* [WHAT YOU WILL DO]: Answer with a number only: how many lines of the data contain "title"?

* [Collected data]:
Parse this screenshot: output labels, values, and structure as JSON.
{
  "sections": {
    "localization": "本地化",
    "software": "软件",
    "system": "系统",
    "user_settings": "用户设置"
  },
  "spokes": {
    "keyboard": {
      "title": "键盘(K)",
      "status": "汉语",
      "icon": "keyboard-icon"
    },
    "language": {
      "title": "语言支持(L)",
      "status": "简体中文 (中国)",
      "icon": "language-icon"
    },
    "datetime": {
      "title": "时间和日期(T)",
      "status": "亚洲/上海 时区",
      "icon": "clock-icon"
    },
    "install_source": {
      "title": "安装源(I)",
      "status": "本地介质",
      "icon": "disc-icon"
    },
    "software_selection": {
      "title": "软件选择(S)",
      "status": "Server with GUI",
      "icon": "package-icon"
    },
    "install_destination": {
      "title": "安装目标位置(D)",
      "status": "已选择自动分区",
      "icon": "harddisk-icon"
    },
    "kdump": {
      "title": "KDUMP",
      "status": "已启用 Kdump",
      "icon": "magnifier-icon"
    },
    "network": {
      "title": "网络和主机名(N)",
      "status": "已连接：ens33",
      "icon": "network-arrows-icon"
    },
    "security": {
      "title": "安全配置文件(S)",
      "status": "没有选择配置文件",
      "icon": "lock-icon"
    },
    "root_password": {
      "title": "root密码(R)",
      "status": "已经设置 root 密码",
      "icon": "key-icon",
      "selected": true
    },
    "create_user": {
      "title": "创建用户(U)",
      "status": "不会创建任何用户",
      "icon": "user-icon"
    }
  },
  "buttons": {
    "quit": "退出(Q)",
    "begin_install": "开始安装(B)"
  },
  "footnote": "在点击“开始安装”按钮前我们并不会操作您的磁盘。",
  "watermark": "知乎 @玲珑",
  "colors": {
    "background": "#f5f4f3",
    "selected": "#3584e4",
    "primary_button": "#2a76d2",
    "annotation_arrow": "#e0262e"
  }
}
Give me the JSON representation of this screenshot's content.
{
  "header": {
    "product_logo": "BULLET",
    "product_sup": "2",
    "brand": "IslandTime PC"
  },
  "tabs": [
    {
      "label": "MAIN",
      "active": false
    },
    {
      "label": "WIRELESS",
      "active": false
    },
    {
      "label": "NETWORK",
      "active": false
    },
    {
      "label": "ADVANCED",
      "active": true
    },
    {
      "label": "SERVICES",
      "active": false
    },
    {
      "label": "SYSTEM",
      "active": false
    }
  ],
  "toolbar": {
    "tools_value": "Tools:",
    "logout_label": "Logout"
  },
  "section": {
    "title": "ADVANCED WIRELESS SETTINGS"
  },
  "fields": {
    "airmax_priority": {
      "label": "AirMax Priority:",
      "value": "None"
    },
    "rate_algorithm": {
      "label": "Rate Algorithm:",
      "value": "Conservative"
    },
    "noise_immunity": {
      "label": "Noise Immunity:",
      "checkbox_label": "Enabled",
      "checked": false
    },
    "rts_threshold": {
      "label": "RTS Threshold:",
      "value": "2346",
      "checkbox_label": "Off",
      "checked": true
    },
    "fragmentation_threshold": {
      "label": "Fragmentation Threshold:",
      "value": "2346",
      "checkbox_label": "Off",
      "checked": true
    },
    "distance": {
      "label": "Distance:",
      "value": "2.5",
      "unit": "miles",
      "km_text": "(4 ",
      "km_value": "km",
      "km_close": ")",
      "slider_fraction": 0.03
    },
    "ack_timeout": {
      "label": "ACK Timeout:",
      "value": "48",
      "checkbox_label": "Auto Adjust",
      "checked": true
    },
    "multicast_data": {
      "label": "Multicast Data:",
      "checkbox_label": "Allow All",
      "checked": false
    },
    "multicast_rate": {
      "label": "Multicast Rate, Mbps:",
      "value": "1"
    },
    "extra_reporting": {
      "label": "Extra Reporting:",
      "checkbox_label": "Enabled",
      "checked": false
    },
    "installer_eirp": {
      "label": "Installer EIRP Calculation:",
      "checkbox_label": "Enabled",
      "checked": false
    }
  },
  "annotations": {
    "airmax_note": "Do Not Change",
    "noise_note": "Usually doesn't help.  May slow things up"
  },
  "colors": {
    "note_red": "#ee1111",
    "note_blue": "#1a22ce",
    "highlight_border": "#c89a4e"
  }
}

* [COMPLETE ANSWER]: 12